• **Exercise details**
Copy every line from the data below in which the string "this" can be found.

• **Information provided**
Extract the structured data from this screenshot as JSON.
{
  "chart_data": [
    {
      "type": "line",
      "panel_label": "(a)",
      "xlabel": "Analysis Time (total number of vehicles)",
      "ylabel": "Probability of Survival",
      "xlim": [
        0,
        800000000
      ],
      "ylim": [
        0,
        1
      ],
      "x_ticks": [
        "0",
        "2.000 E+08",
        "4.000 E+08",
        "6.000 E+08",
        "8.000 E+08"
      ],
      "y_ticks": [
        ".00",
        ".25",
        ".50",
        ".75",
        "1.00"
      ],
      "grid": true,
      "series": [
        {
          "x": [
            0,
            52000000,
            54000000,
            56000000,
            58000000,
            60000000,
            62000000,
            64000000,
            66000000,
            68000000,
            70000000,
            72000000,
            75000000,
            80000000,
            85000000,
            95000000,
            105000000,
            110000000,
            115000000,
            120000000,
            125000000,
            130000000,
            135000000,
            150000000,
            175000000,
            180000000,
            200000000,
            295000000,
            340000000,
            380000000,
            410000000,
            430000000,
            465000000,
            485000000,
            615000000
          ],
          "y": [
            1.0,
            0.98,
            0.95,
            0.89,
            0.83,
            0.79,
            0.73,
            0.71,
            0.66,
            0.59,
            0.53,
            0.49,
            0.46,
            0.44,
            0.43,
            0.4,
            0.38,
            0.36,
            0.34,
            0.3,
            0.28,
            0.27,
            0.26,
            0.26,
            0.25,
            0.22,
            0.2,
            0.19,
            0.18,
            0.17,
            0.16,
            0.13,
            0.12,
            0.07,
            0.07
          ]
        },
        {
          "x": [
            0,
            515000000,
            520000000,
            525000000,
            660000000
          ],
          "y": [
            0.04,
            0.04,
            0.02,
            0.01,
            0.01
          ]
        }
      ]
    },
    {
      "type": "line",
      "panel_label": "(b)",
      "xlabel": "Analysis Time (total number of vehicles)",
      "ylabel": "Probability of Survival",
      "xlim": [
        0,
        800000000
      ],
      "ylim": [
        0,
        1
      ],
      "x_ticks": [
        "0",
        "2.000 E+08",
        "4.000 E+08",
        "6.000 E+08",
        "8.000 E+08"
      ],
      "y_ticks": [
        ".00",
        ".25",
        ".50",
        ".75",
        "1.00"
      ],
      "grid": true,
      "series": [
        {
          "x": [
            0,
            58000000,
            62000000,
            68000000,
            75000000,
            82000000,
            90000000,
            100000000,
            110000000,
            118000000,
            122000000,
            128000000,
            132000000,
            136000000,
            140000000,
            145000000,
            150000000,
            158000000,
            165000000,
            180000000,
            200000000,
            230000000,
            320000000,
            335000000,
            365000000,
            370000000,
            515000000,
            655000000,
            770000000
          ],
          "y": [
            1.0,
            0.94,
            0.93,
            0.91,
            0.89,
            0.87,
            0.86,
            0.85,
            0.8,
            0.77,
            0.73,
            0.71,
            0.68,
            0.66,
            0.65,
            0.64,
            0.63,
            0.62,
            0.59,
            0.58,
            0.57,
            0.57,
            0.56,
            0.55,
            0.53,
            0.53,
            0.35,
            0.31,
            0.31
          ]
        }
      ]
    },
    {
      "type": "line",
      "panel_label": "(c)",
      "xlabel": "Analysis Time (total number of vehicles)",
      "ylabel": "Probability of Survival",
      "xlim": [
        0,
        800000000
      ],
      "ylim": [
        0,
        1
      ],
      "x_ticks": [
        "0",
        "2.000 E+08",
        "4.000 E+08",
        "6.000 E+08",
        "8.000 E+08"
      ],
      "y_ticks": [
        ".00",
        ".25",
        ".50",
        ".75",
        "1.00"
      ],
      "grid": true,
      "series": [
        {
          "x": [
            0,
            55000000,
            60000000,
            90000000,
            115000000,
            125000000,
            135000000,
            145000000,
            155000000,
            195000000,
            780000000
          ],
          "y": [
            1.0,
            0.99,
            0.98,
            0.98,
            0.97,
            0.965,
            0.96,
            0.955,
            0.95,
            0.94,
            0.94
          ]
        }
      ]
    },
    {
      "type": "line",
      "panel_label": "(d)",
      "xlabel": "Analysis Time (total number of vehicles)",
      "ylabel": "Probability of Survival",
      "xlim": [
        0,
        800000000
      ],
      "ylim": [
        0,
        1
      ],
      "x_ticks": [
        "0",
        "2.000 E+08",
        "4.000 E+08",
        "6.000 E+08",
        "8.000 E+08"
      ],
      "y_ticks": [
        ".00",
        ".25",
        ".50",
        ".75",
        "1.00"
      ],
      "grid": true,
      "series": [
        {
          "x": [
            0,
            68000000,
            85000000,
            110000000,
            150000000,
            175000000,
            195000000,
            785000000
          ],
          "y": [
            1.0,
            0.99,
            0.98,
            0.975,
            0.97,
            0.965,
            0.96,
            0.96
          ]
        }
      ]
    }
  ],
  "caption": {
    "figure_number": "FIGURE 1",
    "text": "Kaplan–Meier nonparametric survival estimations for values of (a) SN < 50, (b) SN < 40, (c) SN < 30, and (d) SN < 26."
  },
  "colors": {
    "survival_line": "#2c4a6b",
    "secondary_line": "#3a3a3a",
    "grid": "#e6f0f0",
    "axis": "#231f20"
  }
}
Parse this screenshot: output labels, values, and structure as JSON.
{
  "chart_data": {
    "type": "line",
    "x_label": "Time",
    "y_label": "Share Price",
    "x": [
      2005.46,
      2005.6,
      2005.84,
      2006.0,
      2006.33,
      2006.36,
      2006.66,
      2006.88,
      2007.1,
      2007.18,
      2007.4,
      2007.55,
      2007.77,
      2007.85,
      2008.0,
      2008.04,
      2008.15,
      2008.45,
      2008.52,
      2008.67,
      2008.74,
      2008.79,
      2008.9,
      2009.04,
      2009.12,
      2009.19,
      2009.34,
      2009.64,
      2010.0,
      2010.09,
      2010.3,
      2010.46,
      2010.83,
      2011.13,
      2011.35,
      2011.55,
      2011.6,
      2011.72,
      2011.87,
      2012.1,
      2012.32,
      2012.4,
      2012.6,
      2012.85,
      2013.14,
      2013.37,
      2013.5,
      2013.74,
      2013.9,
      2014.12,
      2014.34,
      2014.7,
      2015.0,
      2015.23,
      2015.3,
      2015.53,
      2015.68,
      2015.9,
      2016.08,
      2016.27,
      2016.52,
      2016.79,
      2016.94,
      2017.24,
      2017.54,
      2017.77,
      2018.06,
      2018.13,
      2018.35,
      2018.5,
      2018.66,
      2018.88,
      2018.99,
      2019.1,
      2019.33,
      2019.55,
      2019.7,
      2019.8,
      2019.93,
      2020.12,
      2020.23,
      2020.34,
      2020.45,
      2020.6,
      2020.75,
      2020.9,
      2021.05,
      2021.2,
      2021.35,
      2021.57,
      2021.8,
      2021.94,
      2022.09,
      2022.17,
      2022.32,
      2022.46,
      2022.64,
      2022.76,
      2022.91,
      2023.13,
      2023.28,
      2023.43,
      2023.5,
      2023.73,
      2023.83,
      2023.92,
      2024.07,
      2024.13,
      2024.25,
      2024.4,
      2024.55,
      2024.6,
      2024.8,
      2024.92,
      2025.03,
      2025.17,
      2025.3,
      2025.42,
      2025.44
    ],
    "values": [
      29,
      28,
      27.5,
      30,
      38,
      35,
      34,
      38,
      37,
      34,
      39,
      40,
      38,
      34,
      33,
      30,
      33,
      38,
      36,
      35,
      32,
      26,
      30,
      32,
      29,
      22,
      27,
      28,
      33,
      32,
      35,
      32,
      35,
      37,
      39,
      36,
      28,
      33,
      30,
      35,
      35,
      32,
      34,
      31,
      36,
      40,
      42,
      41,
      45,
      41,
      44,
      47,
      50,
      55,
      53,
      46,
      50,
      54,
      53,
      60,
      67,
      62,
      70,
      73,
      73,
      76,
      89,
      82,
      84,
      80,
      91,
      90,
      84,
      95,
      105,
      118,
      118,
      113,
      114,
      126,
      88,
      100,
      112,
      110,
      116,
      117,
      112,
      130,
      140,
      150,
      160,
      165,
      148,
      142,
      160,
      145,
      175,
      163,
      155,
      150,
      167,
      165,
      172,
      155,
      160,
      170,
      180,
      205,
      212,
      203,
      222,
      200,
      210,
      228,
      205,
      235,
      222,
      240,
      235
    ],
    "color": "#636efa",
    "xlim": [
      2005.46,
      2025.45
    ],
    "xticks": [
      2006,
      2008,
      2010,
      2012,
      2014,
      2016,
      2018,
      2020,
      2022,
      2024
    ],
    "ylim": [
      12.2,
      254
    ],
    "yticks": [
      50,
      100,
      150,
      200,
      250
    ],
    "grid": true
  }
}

• **Complete response**
Extract the structured data from this screenshot as JSON.
Parse this screenshot: output labels, values, and structure as JSON.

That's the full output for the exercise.